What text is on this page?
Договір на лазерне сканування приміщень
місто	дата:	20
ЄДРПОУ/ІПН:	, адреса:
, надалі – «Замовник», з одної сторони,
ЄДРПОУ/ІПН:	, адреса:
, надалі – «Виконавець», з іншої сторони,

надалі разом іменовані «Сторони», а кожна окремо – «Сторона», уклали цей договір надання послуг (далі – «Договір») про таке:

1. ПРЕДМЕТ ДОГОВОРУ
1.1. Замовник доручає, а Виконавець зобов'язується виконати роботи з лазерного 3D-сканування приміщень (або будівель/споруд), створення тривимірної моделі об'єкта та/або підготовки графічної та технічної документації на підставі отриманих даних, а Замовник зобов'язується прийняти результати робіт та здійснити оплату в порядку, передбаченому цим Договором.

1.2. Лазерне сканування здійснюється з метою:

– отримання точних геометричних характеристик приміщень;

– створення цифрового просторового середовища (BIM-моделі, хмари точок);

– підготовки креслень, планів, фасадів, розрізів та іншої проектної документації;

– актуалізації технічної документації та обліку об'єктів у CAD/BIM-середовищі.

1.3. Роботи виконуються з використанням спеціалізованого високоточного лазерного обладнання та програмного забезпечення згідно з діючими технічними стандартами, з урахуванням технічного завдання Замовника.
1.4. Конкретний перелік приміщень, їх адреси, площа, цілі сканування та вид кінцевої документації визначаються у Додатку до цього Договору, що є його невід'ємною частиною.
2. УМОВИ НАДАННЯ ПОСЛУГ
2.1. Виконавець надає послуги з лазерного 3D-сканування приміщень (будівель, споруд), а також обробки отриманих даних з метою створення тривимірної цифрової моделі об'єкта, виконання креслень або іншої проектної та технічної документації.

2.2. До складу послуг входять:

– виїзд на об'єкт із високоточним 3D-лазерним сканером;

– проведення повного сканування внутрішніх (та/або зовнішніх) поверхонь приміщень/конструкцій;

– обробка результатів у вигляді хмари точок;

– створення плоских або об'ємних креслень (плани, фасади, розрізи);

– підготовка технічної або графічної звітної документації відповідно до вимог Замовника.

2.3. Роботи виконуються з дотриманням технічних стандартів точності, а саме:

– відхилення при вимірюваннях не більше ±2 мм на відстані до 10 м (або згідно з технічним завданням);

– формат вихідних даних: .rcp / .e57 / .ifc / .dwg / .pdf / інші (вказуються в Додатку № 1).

# # # # #

DIRECTIVE: Copy all the lines, exactly.

ANSWER IN FULL:
What text is on this page?
Договір на лазерне сканування приміщень
місто	дата:	20
ЄДРПОУ/ІПН:	, адреса:
, надалі – «Замовник», з одної сторони,
ЄДРПОУ/ІПН:	, адреса:
, надалі – «Виконавець», з іншої сторони,

надалі разом іменовані «Сторони», а кожна окремо – «Сторона», уклали цей договір надання послуг (далі – «Договір») про таке:

1. ПРЕДМЕТ ДОГОВОРУ
1.1. Замовник доручає, а Виконавець зобов'язується виконати роботи з лазерного 3D-сканування приміщень (або будівель/споруд), створення тривимірної моделі об'єкта та/або підготовки графічної та технічної документації на підставі отриманих даних, а Замовник зобов'язується прийняти результати робіт та здійснити оплату в порядку, передбаченому цим Договором.

1.2. Лазерне сканування здійснюється з метою:

– отримання точних геометричних характеристик приміщень;

– створення цифрового просторового середовища (BIM-моделі, хмари точок);

– підготовки креслень, планів, фасадів, розрізів та іншої проектної документації;

– актуалізації технічної документації та обліку об'єктів у CAD/BIM-середовищі.

1.3. Роботи виконуються з використанням спеціалізованого високоточного лазерного обладнання та програмного забезпечення згідно з діючими технічними стандартами, з урахуванням технічного завдання Замовника.
1.4. Конкретний перелік приміщень, їх адреси, площа, цілі сканування та вид кінцевої документації визначаються у Додатку до цього Договору, що є його невід'ємною частиною.
2. УМОВИ НАДАННЯ ПОСЛУГ
2.1. Виконавець надає послуги з лазерного 3D-сканування приміщень (будівель, споруд), а також обробки отриманих даних з метою створення тривимірної цифрової моделі об'єкта, виконання креслень або іншої проектної та технічної документації.

2.2. До складу послуг входять:

– виїзд на об'єкт із високоточним 3D-лазерним сканером;

– проведення повного сканування внутрішніх (та/або зовнішніх) поверхонь приміщень/конструкцій;

– обробка результатів у вигляді хмари точок;

– створення плоских або об'ємних креслень (плани, фасади, розрізи);

– підготовка технічної або графічної звітної документації відповідно до вимог Замовника.

2.3. Роботи виконуються з дотриманням технічних стандартів точності, а саме:

– відхилення при вимірюваннях не більше ±2 мм на відстані до 10 м (або згідно з технічним завданням);

– формат вихідних даних: .rcp / .e57 / .ifc / .dwg / .pdf / інші (вказуються в Додатку № 1).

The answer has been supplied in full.